[Saved entries]
==*==

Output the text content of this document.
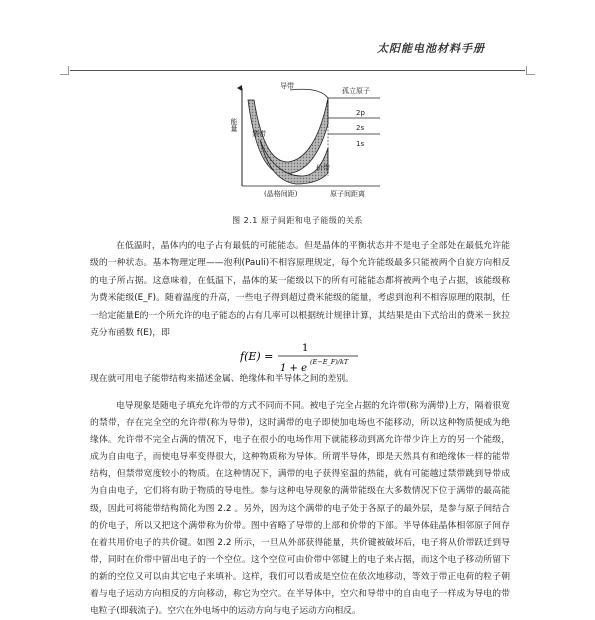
太阳能电池材料手册
能量
导带
禁带
价带
孤立原子
2p
2s
1s
(晶格间距)	原子间距离
图 2.1 原子间距和电子能级的关系

在低温时，晶体内的电子占有最低的可能能态。但是晶体的平衡状态并不是电子全部处在最低允许能级的一种状态。基本物理定理——泡利(Pauli)不相容原理规定，每个允许能级最多只能被两个自旋方向相反的电子所占据。这意味着，在低温下，晶体的某一能级以下的所有可能能态都将被两个电子占据，该能级称为费米能级(E_F)。随着温度的升高，一些电子得到超过费米能级的能量，考虑到泡利不相容原理的限制，任一给定能量E的一个所允许的电子能态的占有几率可以根据统计规律计算，其结果是由下式给出的费米－狄拉克分布函数 f(E)，即

f(E) =
1
1 + e
(E−E_F)/kT

现在就可用电子能带结构来描述金属、绝缘体和半导体之间的差别。

电导现象是随电子填充允许带的方式不同而不同。被电子完全占据的允许带(称为满带)上方，隔着很宽的禁带，存在完全空的允许带(称为导带)，这时满带的电子即使加电场也不能移动，所以这种物质便成为绝缘体。允许带不完全占满的情况下，电子在很小的电场作用下就能移动到离允许带少许上方的另一个能级，成为自由电子，而使电导率变得很大，这种物质称为导体。所谓半导体，即是天然具有和绝缘体一样的能带结构，但禁带宽度较小的物质。在这种情况下，满带的电子获得室温的热能，就有可能越过禁带跳到导带成为自由电子，它们将有助于物质的导电性。参与这种电导现象的满带能级在大多数情况下位于满带的最高能级，因此可将能带结构简化为图 2.2 。另外，因为这个满带的电子处于各原子的最外层，是参与原子间结合的价电子，所以又把这个满带称为价带。图中省略了导带的上部和价带的下部。半导体硅晶体相邻原子间存在着共用价电子的共价键。如图 2.2 所示，一旦从外部获得能量，共价键被破坏后，电子将从价带跃迁到导带，同时在价带中留出电子的一个空位。这个空位可由价带中邻键上的电子来占据，而这个电子移动所留下的新的空位又可以由其它电子来填补。这样，我们可以看成是空位在依次地移动，等效于带正电荷的粒子朝着与电子运动方向相反的方向移动，称它为空穴。在半导体中，空穴和导带中的自由电子一样成为导电的带电粒子(即载流子)。空穴在外电场中的运动方向与电子运动方向相反。
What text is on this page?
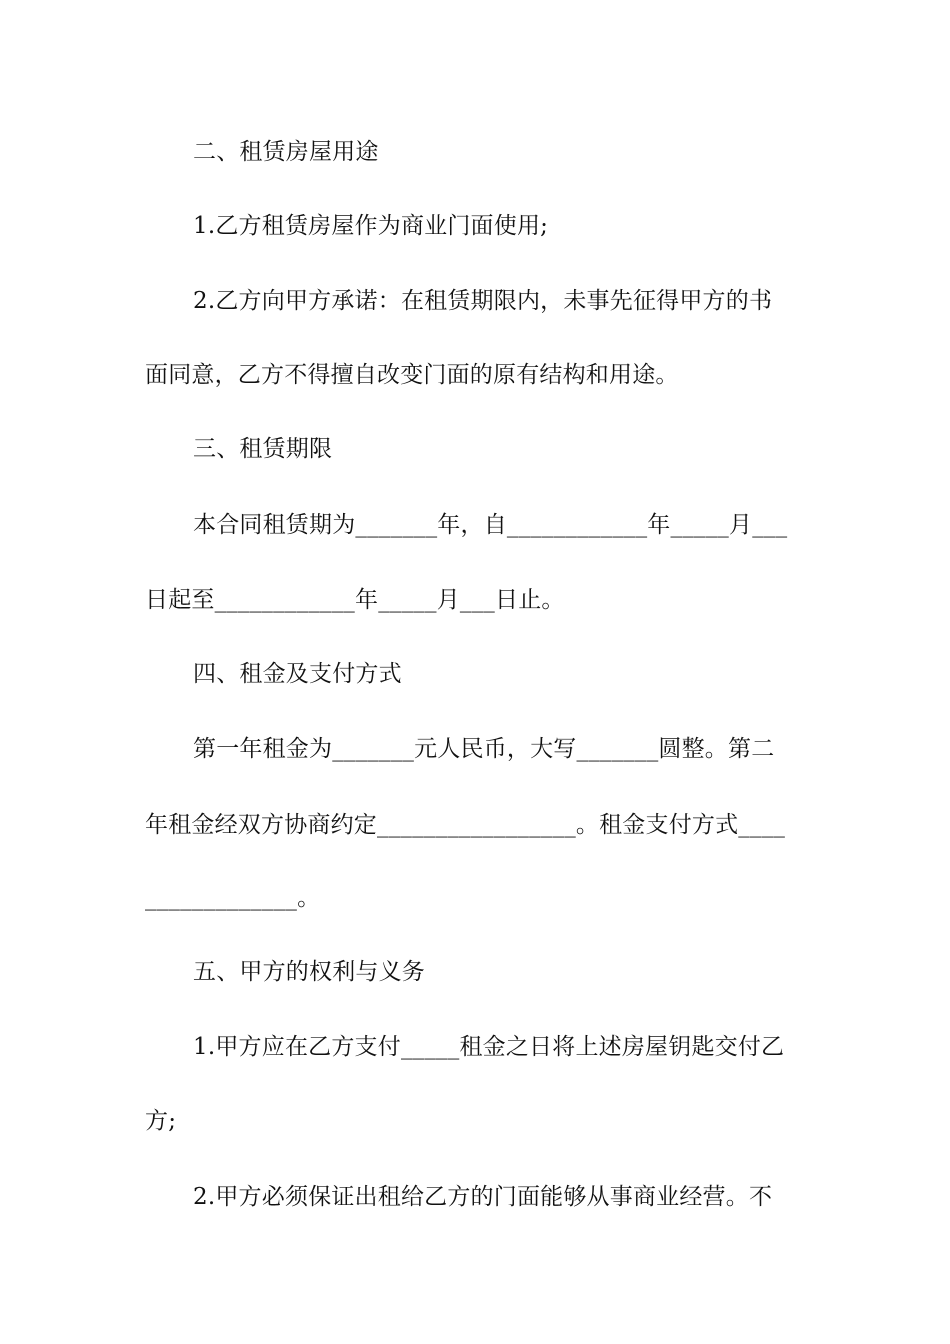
二、租赁房屋用途
1.乙方租赁房屋作为商业门面使用;
2.乙方向甲方承诺：在租赁期限内，未事先征得甲方的书
面同意，乙方不得擅自改变门面的原有结构和用途。
三、租赁期限
本合同租赁期为_______年，自____________年_____月___
日起至____________年_____月___日止。
四、租金及支付方式
第一年租金为_______元人民币，大写_______圆整。第二
年租金经双方协商约定_________________。租金支付方式____
_____________。
五、甲方的权利与义务
1.甲方应在乙方支付_____租金之日将上述房屋钥匙交付乙
方;
2.甲方必须保证出租给乙方的门面能够从事商业经营。不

==*==

Written task: From the records given above, reproduce all text exactly and exclude each picture.

Full output:
Output the text content of this document.
太阳能电池材料手册
能量
导带
禁带
价带
孤立原子
2p
2s
1s
(晶格间距)	原子间距离
图 2.1 原子间距和电子能级的关系

在低温时，晶体内的电子占有最低的可能能态。但是晶体的平衡状态并不是电子全部处在最低允许能级的一种状态。基本物理定理——泡利(Pauli)不相容原理规定，每个允许能级最多只能被两个自旋方向相反的电子所占据。这意味着，在低温下，晶体的某一能级以下的所有可能能态都将被两个电子占据，该能级称为费米能级(E_F)。随着温度的升高，一些电子得到超过费米能级的能量，考虑到泡利不相容原理的限制，任一给定能量E的一个所允许的电子能态的占有几率可以根据统计规律计算，其结果是由下式给出的费米－狄拉克分布函数 f(E)，即

f(E) =
1
1 + e
(E−E_F)/kT

现在就可用电子能带结构来描述金属、绝缘体和半导体之间的差别。

电导现象是随电子填充允许带的方式不同而不同。被电子完全占据的允许带(称为满带)上方，隔着很宽的禁带，存在完全空的允许带(称为导带)，这时满带的电子即使加电场也不能移动，所以这种物质便成为绝缘体。允许带不完全占满的情况下，电子在很小的电场作用下就能移动到离允许带少许上方的另一个能级，成为自由电子，而使电导率变得很大，这种物质称为导体。所谓半导体，即是天然具有和绝缘体一样的能带结构，但禁带宽度较小的物质。在这种情况下，满带的电子获得室温的热能，就有可能越过禁带跳到导带成为自由电子，它们将有助于物质的导电性。参与这种电导现象的满带能级在大多数情况下位于满带的最高能级，因此可将能带结构简化为图 2.2 。另外，因为这个满带的电子处于各原子的最外层，是参与原子间结合的价电子，所以又把这个满带称为价带。图中省略了导带的上部和价带的下部。半导体硅晶体相邻原子间存在着共用价电子的共价键。如图 2.2 所示，一旦从外部获得能量，共价键被破坏后，电子将从价带跃迁到导带，同时在价带中留出电子的一个空位。这个空位可由价带中邻键上的电子来占据，而这个电子移动所留下的新的空位又可以由其它电子来填补。这样，我们可以看成是空位在依次地移动，等效于带正电荷的粒子朝着与电子运动方向相反的方向移动，称它为空穴。在半导体中，空穴和导带中的自由电子一样成为导电的带电粒子(即载流子)。空穴在外电场中的运动方向与电子运动方向相反。
What text is on this page?
二、租赁房屋用途
1.乙方租赁房屋作为商业门面使用;
2.乙方向甲方承诺：在租赁期限内，未事先征得甲方的书
面同意，乙方不得擅自改变门面的原有结构和用途。
三、租赁期限
本合同租赁期为_______年，自____________年_____月___
日起至____________年_____月___日止。
四、租金及支付方式
第一年租金为_______元人民币，大写_______圆整。第二
年租金经双方协商约定_________________。租金支付方式____
_____________。
五、甲方的权利与义务
1.甲方应在乙方支付_____租金之日将上述房屋钥匙交付乙
方;
2.甲方必须保证出租给乙方的门面能够从事商业经营。不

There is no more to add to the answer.